> GIVEN REQUEST: Pull out every line containing the string "يتمكن".
* Start DATA FOR PROCESSING *
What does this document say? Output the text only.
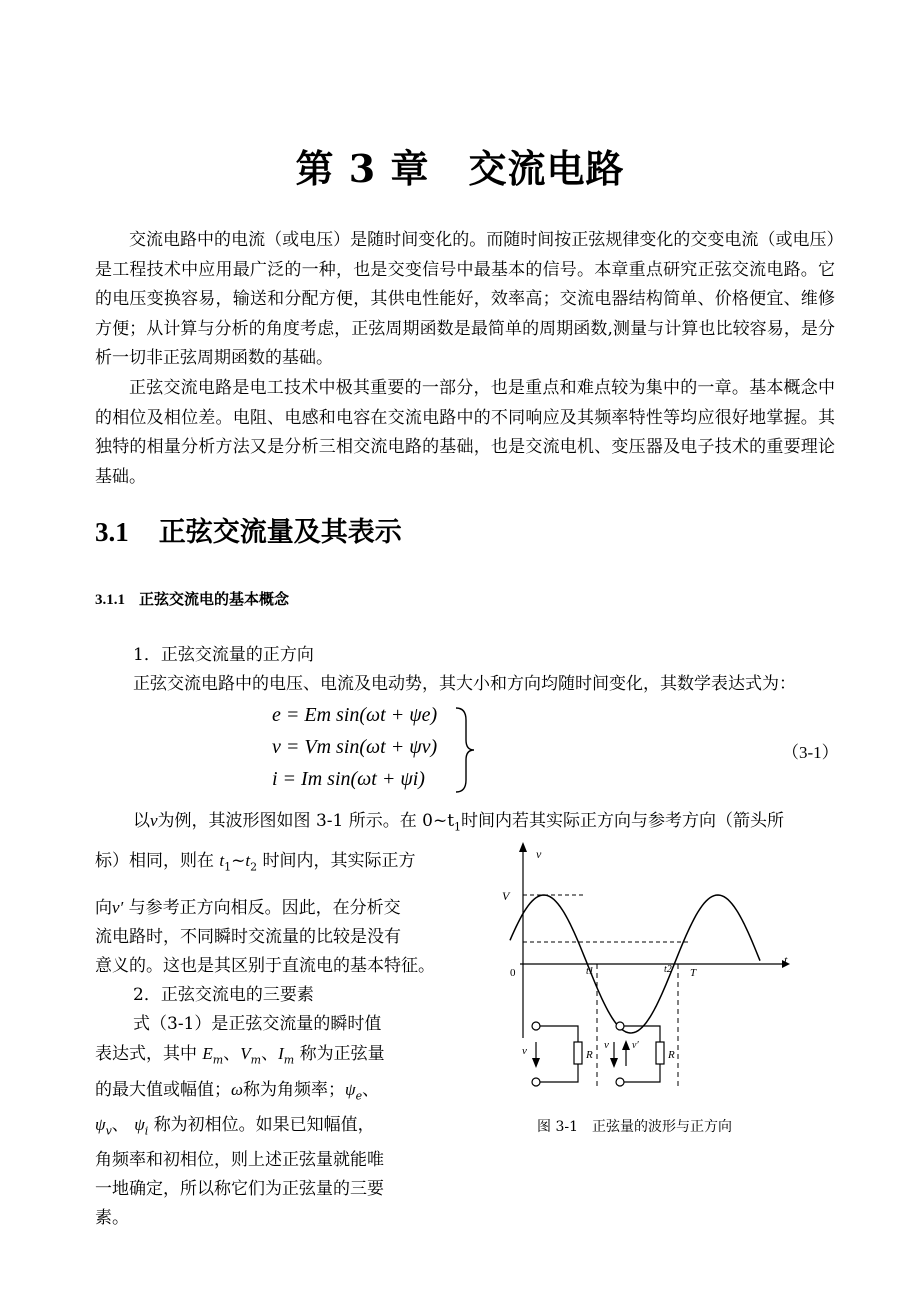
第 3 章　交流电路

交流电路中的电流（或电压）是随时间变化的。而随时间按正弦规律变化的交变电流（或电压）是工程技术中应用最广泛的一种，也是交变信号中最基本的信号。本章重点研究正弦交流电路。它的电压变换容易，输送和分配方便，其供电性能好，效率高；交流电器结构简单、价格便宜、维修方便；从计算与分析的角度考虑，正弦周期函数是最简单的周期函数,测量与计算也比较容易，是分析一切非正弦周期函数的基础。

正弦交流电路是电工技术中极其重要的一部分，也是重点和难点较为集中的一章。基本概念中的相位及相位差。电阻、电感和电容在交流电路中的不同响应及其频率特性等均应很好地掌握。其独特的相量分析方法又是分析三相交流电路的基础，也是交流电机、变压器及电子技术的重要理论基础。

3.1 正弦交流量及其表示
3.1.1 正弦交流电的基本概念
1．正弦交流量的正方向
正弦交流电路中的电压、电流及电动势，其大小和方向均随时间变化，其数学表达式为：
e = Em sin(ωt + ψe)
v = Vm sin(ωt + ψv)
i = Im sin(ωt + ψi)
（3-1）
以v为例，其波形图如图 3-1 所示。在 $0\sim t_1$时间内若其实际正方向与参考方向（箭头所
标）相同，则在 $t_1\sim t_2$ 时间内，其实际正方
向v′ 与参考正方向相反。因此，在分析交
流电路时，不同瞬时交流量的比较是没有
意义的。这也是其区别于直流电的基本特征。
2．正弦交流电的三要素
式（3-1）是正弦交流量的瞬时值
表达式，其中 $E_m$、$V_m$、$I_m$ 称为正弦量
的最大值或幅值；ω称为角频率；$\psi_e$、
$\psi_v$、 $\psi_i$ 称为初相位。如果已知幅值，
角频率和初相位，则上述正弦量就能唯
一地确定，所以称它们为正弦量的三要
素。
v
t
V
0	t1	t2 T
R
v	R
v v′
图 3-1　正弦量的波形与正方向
* End DATA FOR PROCESSING *
* Start DATA FOR PROCESSING *
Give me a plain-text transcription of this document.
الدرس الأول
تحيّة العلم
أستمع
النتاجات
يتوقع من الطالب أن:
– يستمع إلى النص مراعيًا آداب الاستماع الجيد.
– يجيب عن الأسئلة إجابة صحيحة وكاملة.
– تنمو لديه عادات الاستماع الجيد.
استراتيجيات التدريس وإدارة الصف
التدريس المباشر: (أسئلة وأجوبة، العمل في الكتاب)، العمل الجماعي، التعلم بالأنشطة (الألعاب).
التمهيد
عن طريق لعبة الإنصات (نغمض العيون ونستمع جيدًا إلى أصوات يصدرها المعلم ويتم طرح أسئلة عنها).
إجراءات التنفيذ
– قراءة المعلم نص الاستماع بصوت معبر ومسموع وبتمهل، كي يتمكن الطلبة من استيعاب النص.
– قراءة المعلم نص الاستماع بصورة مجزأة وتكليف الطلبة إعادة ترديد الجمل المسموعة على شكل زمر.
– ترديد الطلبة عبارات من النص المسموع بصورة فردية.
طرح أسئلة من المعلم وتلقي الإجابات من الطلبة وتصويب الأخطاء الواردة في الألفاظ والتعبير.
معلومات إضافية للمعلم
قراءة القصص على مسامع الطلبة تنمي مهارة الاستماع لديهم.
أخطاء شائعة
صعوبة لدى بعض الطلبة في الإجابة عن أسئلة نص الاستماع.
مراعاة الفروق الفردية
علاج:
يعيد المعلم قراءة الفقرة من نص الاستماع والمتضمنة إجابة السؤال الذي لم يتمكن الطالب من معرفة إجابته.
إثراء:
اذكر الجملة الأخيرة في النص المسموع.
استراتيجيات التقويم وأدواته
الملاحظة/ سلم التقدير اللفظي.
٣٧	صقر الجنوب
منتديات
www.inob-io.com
* End DATA FOR PROCESSING *
> REPLY:
– قراءة المعلم نص الاستماع بصوت معبر ومسموع وبتمهل، كي يتمكن الطلبة من استيعاب النص.
يعيد المعلم قراءة الفقرة من نص الاستماع والمتضمنة إجابة السؤال الذي لم يتمكن الطالب من معرفة إجابته.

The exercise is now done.